WHAT YOU WILL DO:
Extract each of the entries below word for word, reproducing every line without any change.

◇ ◇ ◇

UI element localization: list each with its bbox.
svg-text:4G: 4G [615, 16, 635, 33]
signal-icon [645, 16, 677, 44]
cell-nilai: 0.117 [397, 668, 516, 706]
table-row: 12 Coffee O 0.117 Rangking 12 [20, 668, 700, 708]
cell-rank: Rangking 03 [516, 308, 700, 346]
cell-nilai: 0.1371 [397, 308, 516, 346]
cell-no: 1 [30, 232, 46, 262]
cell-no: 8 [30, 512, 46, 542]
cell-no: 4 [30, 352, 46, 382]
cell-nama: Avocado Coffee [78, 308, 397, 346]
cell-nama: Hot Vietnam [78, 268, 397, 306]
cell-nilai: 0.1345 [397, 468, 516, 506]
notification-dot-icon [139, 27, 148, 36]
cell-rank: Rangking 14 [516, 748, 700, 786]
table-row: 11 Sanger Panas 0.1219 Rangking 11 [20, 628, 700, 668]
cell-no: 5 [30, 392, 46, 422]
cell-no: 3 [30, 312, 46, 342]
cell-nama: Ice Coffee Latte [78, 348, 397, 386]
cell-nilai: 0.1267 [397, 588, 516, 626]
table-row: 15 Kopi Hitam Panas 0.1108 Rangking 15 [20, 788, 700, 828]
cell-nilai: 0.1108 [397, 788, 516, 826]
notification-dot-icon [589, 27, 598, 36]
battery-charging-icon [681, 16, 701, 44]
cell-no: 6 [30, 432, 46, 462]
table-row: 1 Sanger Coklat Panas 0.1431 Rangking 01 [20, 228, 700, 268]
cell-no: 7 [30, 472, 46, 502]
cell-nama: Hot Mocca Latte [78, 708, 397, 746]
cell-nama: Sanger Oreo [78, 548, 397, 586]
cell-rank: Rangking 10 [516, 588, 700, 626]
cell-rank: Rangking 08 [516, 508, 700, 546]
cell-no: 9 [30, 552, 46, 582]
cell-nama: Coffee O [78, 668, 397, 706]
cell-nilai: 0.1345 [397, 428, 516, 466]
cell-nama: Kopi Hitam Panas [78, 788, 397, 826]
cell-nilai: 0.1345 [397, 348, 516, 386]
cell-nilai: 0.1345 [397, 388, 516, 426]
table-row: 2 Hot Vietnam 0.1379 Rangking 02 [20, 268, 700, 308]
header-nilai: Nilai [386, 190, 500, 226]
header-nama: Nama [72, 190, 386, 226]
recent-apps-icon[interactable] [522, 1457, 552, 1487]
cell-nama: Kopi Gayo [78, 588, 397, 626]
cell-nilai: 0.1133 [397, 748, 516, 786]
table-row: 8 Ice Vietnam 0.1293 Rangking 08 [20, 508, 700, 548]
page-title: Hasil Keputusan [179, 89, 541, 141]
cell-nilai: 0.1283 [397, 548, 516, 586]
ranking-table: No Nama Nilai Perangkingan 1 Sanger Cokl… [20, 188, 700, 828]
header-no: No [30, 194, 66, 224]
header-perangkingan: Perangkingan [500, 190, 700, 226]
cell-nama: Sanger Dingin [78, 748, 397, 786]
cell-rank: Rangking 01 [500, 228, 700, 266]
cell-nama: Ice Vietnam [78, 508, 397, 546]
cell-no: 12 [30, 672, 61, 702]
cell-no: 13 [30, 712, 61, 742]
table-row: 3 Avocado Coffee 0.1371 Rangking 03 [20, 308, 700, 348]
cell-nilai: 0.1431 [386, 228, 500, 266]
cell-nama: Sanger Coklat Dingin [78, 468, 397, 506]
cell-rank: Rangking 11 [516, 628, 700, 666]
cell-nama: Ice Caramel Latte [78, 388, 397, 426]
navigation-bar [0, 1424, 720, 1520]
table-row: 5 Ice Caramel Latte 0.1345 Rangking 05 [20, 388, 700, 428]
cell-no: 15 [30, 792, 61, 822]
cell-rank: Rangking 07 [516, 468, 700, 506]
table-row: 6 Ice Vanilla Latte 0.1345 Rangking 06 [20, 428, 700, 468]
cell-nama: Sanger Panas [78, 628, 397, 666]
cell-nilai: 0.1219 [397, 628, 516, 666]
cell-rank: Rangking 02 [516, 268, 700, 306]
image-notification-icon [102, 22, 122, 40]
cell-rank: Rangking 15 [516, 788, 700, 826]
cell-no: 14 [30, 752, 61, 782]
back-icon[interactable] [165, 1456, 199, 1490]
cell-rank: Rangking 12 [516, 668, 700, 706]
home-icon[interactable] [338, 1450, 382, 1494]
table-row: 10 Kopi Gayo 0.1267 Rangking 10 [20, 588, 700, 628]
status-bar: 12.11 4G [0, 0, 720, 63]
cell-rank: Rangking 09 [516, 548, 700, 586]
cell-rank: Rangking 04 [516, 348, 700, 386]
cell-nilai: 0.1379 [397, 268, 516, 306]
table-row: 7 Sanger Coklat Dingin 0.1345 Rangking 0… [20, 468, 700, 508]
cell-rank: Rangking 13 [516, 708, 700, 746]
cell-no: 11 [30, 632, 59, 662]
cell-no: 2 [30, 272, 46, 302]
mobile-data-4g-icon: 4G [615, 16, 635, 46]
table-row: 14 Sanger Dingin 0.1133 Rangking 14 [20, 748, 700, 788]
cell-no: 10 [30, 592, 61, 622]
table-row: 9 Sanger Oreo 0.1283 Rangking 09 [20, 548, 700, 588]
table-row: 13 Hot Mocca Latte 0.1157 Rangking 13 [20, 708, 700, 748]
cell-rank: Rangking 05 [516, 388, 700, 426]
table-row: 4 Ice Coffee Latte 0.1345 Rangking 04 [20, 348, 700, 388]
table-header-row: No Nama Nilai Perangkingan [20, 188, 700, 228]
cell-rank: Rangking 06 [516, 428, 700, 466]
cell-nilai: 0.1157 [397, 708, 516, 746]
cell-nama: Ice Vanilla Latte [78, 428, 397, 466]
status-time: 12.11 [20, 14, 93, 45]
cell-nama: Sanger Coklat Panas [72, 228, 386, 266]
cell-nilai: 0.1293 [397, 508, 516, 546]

◇ ◇ ◇

CORRECT RESPONSE:
UI element localization: list each with its bbox.
svg-text:4G: 4G [615, 16, 635, 33]
signal-icon [645, 16, 677, 44]
cell-nilai: 0.117 [397, 668, 516, 706]
table-row: 12 Coffee O 0.117 Rangking 12 [20, 668, 700, 708]
cell-rank: Rangking 03 [516, 308, 700, 346]
cell-nilai: 0.1371 [397, 308, 516, 346]
cell-no: 1 [30, 232, 46, 262]
cell-no: 8 [30, 512, 46, 542]
cell-no: 4 [30, 352, 46, 382]
cell-nama: Avocado Coffee [78, 308, 397, 346]
cell-nama: Hot Vietnam [78, 268, 397, 306]
cell-nilai: 0.1345 [397, 468, 516, 506]
notification-dot-icon [139, 27, 148, 36]
cell-rank: Rangking 14 [516, 748, 700, 786]
table-row: 11 Sanger Panas 0.1219 Rangking 11 [20, 628, 700, 668]
cell-no: 5 [30, 392, 46, 422]
cell-no: 3 [30, 312, 46, 342]
cell-nama: Ice Coffee Latte [78, 348, 397, 386]
cell-nilai: 0.1267 [397, 588, 516, 626]
table-row: 15 Kopi Hitam Panas 0.1108 Rangking 15 [20, 788, 700, 828]
cell-nilai: 0.1108 [397, 788, 516, 826]
notification-dot-icon [589, 27, 598, 36]
battery-charging-icon [681, 16, 701, 44]
cell-no: 6 [30, 432, 46, 462]
table-row: 1 Sanger Coklat Panas 0.1431 Rangking 01 [20, 228, 700, 268]
cell-no: 7 [30, 472, 46, 502]
cell-nama: Hot Mocca Latte [78, 708, 397, 746]
cell-nama: Sanger Oreo [78, 548, 397, 586]
cell-rank: Rangking 10 [516, 588, 700, 626]
cell-rank: Rangking 08 [516, 508, 700, 546]
cell-no: 9 [30, 552, 46, 582]
cell-nama: Coffee O [78, 668, 397, 706]
cell-nilai: 0.1345 [397, 428, 516, 466]
cell-nama: Kopi Hitam Panas [78, 788, 397, 826]
cell-nilai: 0.1345 [397, 348, 516, 386]
cell-nilai: 0.1345 [397, 388, 516, 426]
table-row: 2 Hot Vietnam 0.1379 Rangking 02 [20, 268, 700, 308]
header-nilai: Nilai [386, 190, 500, 226]
header-nama: Nama [72, 190, 386, 226]
recent-apps-icon[interactable] [522, 1457, 552, 1487]
cell-nama: Kopi Gayo [78, 588, 397, 626]
cell-nilai: 0.1133 [397, 748, 516, 786]
table-row: 8 Ice Vietnam 0.1293 Rangking 08 [20, 508, 700, 548]
page-title: Hasil Keputusan [179, 89, 541, 141]
cell-nilai: 0.1283 [397, 548, 516, 586]
ranking-table: No Nama Nilai Perangkingan 1 Sanger Cokl… [20, 188, 700, 828]
header-no: No [30, 194, 66, 224]
header-perangkingan: Perangkingan [500, 190, 700, 226]
cell-nama: Sanger Dingin [78, 748, 397, 786]
cell-rank: Rangking 01 [500, 228, 700, 266]
cell-nama: Ice Vietnam [78, 508, 397, 546]
cell-no: 12 [30, 672, 61, 702]
cell-no: 13 [30, 712, 61, 742]
table-row: 3 Avocado Coffee 0.1371 Rangking 03 [20, 308, 700, 348]
cell-nilai: 0.1431 [386, 228, 500, 266]
cell-nama: Sanger Coklat Dingin [78, 468, 397, 506]
cell-rank: Rangking 11 [516, 628, 700, 666]
cell-nama: Ice Caramel Latte [78, 388, 397, 426]
navigation-bar [0, 1424, 720, 1520]
table-row: 5 Ice Caramel Latte 0.1345 Rangking 05 [20, 388, 700, 428]
cell-no: 15 [30, 792, 61, 822]
cell-rank: Rangking 07 [516, 468, 700, 506]
table-row: 6 Ice Vanilla Latte 0.1345 Rangking 06 [20, 428, 700, 468]
cell-nama: Sanger Panas [78, 628, 397, 666]
cell-nilai: 0.1219 [397, 628, 516, 666]
cell-rank: Rangking 02 [516, 268, 700, 306]
image-notification-icon [102, 22, 122, 40]
cell-rank: Rangking 15 [516, 788, 700, 826]
cell-no: 14 [30, 752, 61, 782]
back-icon[interactable] [165, 1456, 199, 1490]
cell-rank: Rangking 12 [516, 668, 700, 706]
home-icon[interactable] [338, 1450, 382, 1494]
table-row: 10 Kopi Gayo 0.1267 Rangking 10 [20, 588, 700, 628]
status-bar: 12.11 4G [0, 0, 720, 63]
cell-rank: Rangking 09 [516, 548, 700, 586]
cell-rank: Rangking 04 [516, 348, 700, 386]
cell-nilai: 0.1379 [397, 268, 516, 306]
table-row: 7 Sanger Coklat Dingin 0.1345 Rangking 0… [20, 468, 700, 508]
cell-rank: Rangking 13 [516, 708, 700, 746]
cell-no: 11 [30, 632, 59, 662]
cell-no: 2 [30, 272, 46, 302]
mobile-data-4g-icon: 4G [615, 16, 635, 46]
table-row: 14 Sanger Dingin 0.1133 Rangking 14 [20, 748, 700, 788]
cell-no: 10 [30, 592, 61, 622]
table-row: 9 Sanger Oreo 0.1283 Rangking 09 [20, 548, 700, 588]
table-row: 13 Hot Mocca Latte 0.1157 Rangking 13 [20, 708, 700, 748]
cell-rank: Rangking 05 [516, 388, 700, 426]
table-row: 4 Ice Coffee Latte 0.1345 Rangking 04 [20, 348, 700, 388]
table-header-row: No Nama Nilai Perangkingan [20, 188, 700, 228]
cell-rank: Rangking 06 [516, 428, 700, 466]
cell-nilai: 0.1157 [397, 708, 516, 746]
cell-nama: Ice Vanilla Latte [78, 428, 397, 466]
status-time: 12.11 [20, 14, 93, 45]
cell-nama: Sanger Coklat Panas [72, 228, 386, 266]
cell-nilai: 0.1293 [397, 508, 516, 546]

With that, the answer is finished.